Only a number is required: the count of lines in the material below that contain "title".

Material to process →
* * *

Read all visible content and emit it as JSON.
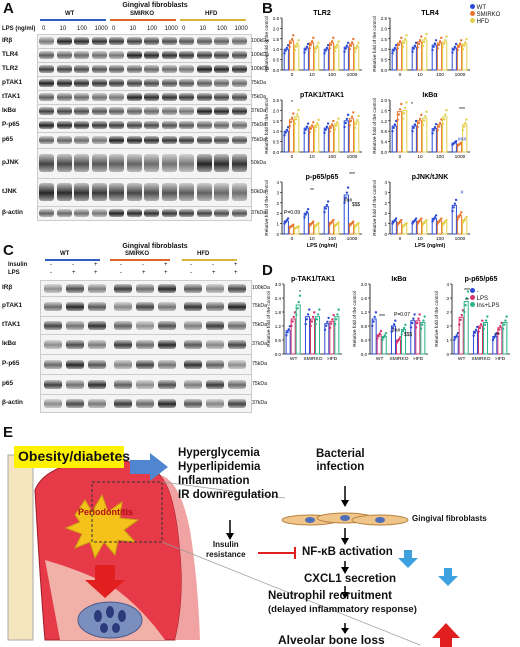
{
  "panelA": {
    "label": "A",
    "title": "Gingival fibroblasts",
    "groups": [
      {
        "name": "WT",
        "color": "#2e5fbf"
      },
      {
        "name": "SMIRKO",
        "color": "#e0662a"
      },
      {
        "name": "HFD",
        "color": "#d8b43a"
      }
    ],
    "lps_label": "LPS (ng/ml)",
    "doses": [
      "0",
      "10",
      "100",
      "1000",
      "0",
      "10",
      "100",
      "1000",
      "0",
      "10",
      "100",
      "1000"
    ],
    "rows": [
      {
        "name": "IRβ",
        "kda": "100kDa"
      },
      {
        "name": "TLR4",
        "kda": "100kDa"
      },
      {
        "name": "TLR2",
        "kda": "100kDa"
      },
      {
        "name": "pTAK1",
        "kda": "75kDa"
      },
      {
        "name": "tTAK1",
        "kda": "75kDa"
      },
      {
        "name": "IκBα",
        "kda": "37kDa"
      },
      {
        "name": "P-p65",
        "kda": "75kDa"
      },
      {
        "name": "p65",
        "kda": "75kDa"
      },
      {
        "name": "pJNK",
        "kda": "50kDa"
      },
      {
        "name": "tJNK",
        "kda": "50kDa"
      },
      {
        "name": "β-actin",
        "kda": "37kDa"
      }
    ],
    "extra_kda": [
      "75kDa",
      "25kDa"
    ]
  },
  "panelB": {
    "label": "B",
    "legend": [
      {
        "name": "WT",
        "color": "#2b4bd6"
      },
      {
        "name": "SMIRKO",
        "color": "#e8742f"
      },
      {
        "name": "HFD",
        "color": "#e3cf4a"
      }
    ],
    "ylabel": "Relative fold of the control",
    "xlabel": "LPS (ng/ml)",
    "xticks": [
      "0",
      "10",
      "100",
      "1000"
    ],
    "yticks_main": [
      "0.0",
      "0.5",
      "1.0",
      "1.5",
      "2.0",
      "2.5"
    ],
    "yticks_ikb": [
      "0.0",
      "0.5",
      "1.0",
      "1.5",
      "2.0"
    ],
    "yticks_pp65": [
      "0",
      "1",
      "2",
      "3",
      "4"
    ],
    "plots": [
      "TLR2",
      "TLR4",
      "pTAK1/tTAK1",
      "IκBα",
      "p-p65/p65",
      "pJNK/tJNK"
    ],
    "annotations": {
      "pval": "P=0.09",
      "hash": "###",
      "sss": "$$$",
      "star": "*",
      "stars2": "**",
      "stars3": "***",
      "hash1": "#"
    }
  },
  "chart_data": [
    {
      "type": "bar",
      "title": "TLR2",
      "categories": [
        "0",
        "10",
        "100",
        "1000"
      ],
      "xlabel": "",
      "ylabel": "Relative fold of the control",
      "ylim": [
        0,
        2.5
      ],
      "series": [
        {
          "name": "WT",
          "values": [
            1.0,
            1.05,
            1.0,
            1.1
          ]
        },
        {
          "name": "SMIRKO",
          "values": [
            1.4,
            1.3,
            1.3,
            1.25
          ]
        },
        {
          "name": "HFD",
          "values": [
            1.2,
            1.1,
            1.15,
            1.1
          ]
        }
      ]
    },
    {
      "type": "bar",
      "title": "TLR4",
      "categories": [
        "0",
        "10",
        "100",
        "1000"
      ],
      "xlabel": "",
      "ylabel": "Relative fold of the control",
      "ylim": [
        0,
        2.5
      ],
      "series": [
        {
          "name": "WT",
          "values": [
            1.0,
            1.1,
            1.2,
            1.05
          ]
        },
        {
          "name": "SMIRKO",
          "values": [
            1.3,
            1.35,
            1.3,
            1.2
          ]
        },
        {
          "name": "HFD",
          "values": [
            1.4,
            1.45,
            1.35,
            1.25
          ]
        }
      ]
    },
    {
      "type": "bar",
      "title": "pTAK1/tTAK1",
      "categories": [
        "0",
        "10",
        "100",
        "1000"
      ],
      "xlabel": "",
      "ylabel": "Relative fold of the control",
      "ylim": [
        0,
        2.5
      ],
      "series": [
        {
          "name": "WT",
          "values": [
            1.0,
            1.15,
            1.15,
            1.5
          ]
        },
        {
          "name": "SMIRKO",
          "values": [
            1.55,
            1.2,
            1.25,
            1.6
          ]
        },
        {
          "name": "HFD",
          "values": [
            1.7,
            1.3,
            1.35,
            1.45
          ]
        }
      ]
    },
    {
      "type": "bar",
      "title": "IκBα",
      "categories": [
        "0",
        "10",
        "100",
        "1000"
      ],
      "xlabel": "",
      "ylabel": "Relative fold of the control",
      "ylim": [
        0,
        2.0
      ],
      "series": [
        {
          "name": "WT",
          "values": [
            1.0,
            1.0,
            0.9,
            0.35
          ]
        },
        {
          "name": "SMIRKO",
          "values": [
            1.55,
            1.2,
            1.05,
            0.3
          ]
        },
        {
          "name": "HFD",
          "values": [
            1.6,
            1.3,
            1.35,
            1.05
          ]
        }
      ]
    },
    {
      "type": "bar",
      "title": "p-p65/p65",
      "categories": [
        "0",
        "10",
        "100",
        "1000"
      ],
      "xlabel": "LPS (ng/ml)",
      "ylabel": "Relative fold of the control",
      "ylim": [
        0,
        4
      ],
      "series": [
        {
          "name": "WT",
          "values": [
            1.0,
            1.6,
            2.1,
            3.0
          ]
        },
        {
          "name": "SMIRKO",
          "values": [
            0.6,
            0.8,
            0.9,
            0.8
          ]
        },
        {
          "name": "HFD",
          "values": [
            0.5,
            0.7,
            0.75,
            0.7
          ]
        }
      ]
    },
    {
      "type": "bar",
      "title": "pJNK/tJNK",
      "categories": [
        "0",
        "10",
        "100",
        "1000"
      ],
      "xlabel": "LPS (ng/ml)",
      "ylabel": "Relative fold of the control",
      "ylim": [
        0,
        4
      ],
      "series": [
        {
          "name": "WT",
          "values": [
            1.0,
            1.0,
            1.2,
            2.2
          ]
        },
        {
          "name": "SMIRKO",
          "values": [
            0.9,
            1.0,
            1.0,
            1.4
          ]
        },
        {
          "name": "HFD",
          "values": [
            0.7,
            0.9,
            0.9,
            1.1
          ]
        }
      ]
    },
    {
      "type": "bar",
      "title": "p-TAK1/TAK1",
      "categories": [
        "WT",
        "SMIRKO",
        "HFD"
      ],
      "xlabel": "",
      "ylabel": "Relative fold of the control",
      "ylim": [
        0,
        3
      ],
      "series": [
        {
          "name": "-",
          "values": [
            1.0,
            1.6,
            1.3
          ]
        },
        {
          "name": "LPS",
          "values": [
            1.5,
            1.5,
            1.4
          ]
        },
        {
          "name": "Ins+LPS",
          "values": [
            2.1,
            1.6,
            1.6
          ]
        }
      ]
    },
    {
      "type": "bar",
      "title": "IκBα",
      "categories": [
        "WT",
        "SMIRKO",
        "HFD"
      ],
      "xlabel": "",
      "ylabel": "Relative fold of the control",
      "ylim": [
        0,
        2
      ],
      "series": [
        {
          "name": "-",
          "values": [
            1.0,
            0.8,
            0.95
          ]
        },
        {
          "name": "LPS",
          "values": [
            0.55,
            0.4,
            0.95
          ]
        },
        {
          "name": "Ins+LPS",
          "values": [
            0.5,
            0.7,
            0.9
          ]
        }
      ]
    },
    {
      "type": "bar",
      "title": "p-p65/p65",
      "categories": [
        "WT",
        "SMIRKO",
        "HFD"
      ],
      "xlabel": "",
      "ylabel": "Relative fold of the control",
      "ylim": [
        0,
        4
      ],
      "series": [
        {
          "name": "-",
          "values": [
            1.0,
            1.3,
            1.0
          ]
        },
        {
          "name": "LPS",
          "values": [
            2.1,
            1.6,
            1.5
          ]
        },
        {
          "name": "Ins+LPS",
          "values": [
            3.0,
            1.8,
            1.8
          ]
        }
      ]
    }
  ],
  "panelC": {
    "label": "C",
    "title": "Gingival fibroblasts",
    "groups": [
      "WT",
      "SMIRKO",
      "HFD"
    ],
    "treat_rows": [
      {
        "name": "Insulin",
        "signs": [
          "-",
          "-",
          "+",
          "-",
          "-",
          "+",
          "-",
          "-",
          "+"
        ]
      },
      {
        "name": "LPS",
        "signs": [
          "-",
          "+",
          "+",
          "-",
          "+",
          "+",
          "-",
          "+",
          "+"
        ]
      }
    ],
    "rows": [
      {
        "name": "IRβ",
        "kda": "100kDa"
      },
      {
        "name": "pTAK1",
        "kda": "75kDa"
      },
      {
        "name": "tTAK1",
        "kda": "75kDa"
      },
      {
        "name": "IκBα",
        "kda": "37kDa"
      },
      {
        "name": "P-p65",
        "kda": "75kDa"
      },
      {
        "name": "p65",
        "kda": "75kDa"
      },
      {
        "name": "β-actin",
        "kda": "37kDa"
      }
    ],
    "extra_kda": [
      "25kDa"
    ]
  },
  "panelD": {
    "label": "D",
    "legend": [
      {
        "name": "-",
        "color": "#2b4bd6"
      },
      {
        "name": "LPS",
        "color": "#d6336c"
      },
      {
        "name": "Ins+LPS",
        "color": "#2bb38a"
      }
    ],
    "ylabel": "Relative fold of the control",
    "annotations": {
      "p007": "P=0.07",
      "hash": "###",
      "sss": "$$$",
      "stars3": "***",
      "star": "*",
      "stars2": "**"
    }
  },
  "panelE": {
    "label": "E",
    "obesity": "Obesity/diabetes",
    "effects": [
      "Hyperglycemia",
      "Hyperlipidemia",
      "Inflammation",
      "IR downregulation"
    ],
    "bacterial": "Bacterial\ninfection",
    "fibroblasts": "Gingival fibroblasts",
    "insulin_resistance": "Insulin\nresistance",
    "periodontitis": "Periodontitis",
    "nfkb": "NF-κB activation",
    "cxcl1": "CXCL1 secretion",
    "neutrophil": "Neutrophil recruitment",
    "delayed": "(delayed inflammatory response)",
    "bone": "Alveolar bone loss"
  }
}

* * *

Output of the task → 11